** Begin Data supplied **

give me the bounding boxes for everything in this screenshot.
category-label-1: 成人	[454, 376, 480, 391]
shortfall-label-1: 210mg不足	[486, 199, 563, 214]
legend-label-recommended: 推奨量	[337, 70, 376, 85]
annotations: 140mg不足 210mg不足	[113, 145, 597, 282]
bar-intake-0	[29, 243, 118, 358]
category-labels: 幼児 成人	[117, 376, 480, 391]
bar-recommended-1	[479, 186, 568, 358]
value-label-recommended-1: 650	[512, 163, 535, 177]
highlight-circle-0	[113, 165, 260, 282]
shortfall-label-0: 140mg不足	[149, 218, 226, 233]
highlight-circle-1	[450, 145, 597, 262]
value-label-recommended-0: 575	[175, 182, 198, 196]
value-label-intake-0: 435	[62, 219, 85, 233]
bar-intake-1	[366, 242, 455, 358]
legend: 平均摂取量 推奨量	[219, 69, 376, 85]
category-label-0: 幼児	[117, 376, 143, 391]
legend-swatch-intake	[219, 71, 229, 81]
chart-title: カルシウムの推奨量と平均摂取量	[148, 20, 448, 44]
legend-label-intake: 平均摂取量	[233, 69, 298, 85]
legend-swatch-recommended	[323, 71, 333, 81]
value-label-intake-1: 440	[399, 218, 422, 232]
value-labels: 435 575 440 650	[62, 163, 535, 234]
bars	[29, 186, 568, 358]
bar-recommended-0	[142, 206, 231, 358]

** End Data supplied **

**Directive:** Copy every line of the data above word for word, without changing anything.

**Finished exercise:**
give me the bounding boxes for everything in this screenshot.
category-label-1: 成人	[454, 376, 480, 391]
shortfall-label-1: 210mg不足	[486, 199, 563, 214]
legend-label-recommended: 推奨量	[337, 70, 376, 85]
annotations: 140mg不足 210mg不足	[113, 145, 597, 282]
bar-intake-0	[29, 243, 118, 358]
category-labels: 幼児 成人	[117, 376, 480, 391]
bar-recommended-1	[479, 186, 568, 358]
value-label-recommended-1: 650	[512, 163, 535, 177]
highlight-circle-0	[113, 165, 260, 282]
shortfall-label-0: 140mg不足	[149, 218, 226, 233]
highlight-circle-1	[450, 145, 597, 262]
value-label-recommended-0: 575	[175, 182, 198, 196]
value-label-intake-0: 435	[62, 219, 85, 233]
bar-intake-1	[366, 242, 455, 358]
legend: 平均摂取量 推奨量	[219, 69, 376, 85]
category-label-0: 幼児	[117, 376, 143, 391]
legend-swatch-intake	[219, 71, 229, 81]
chart-title: カルシウムの推奨量と平均摂取量	[148, 20, 448, 44]
legend-label-intake: 平均摂取量	[233, 69, 298, 85]
legend-swatch-recommended	[323, 71, 333, 81]
value-label-intake-1: 440	[399, 218, 422, 232]
value-labels: 435 575 440 650	[62, 163, 535, 234]
bars	[29, 186, 568, 358]
bar-recommended-0	[142, 206, 231, 358]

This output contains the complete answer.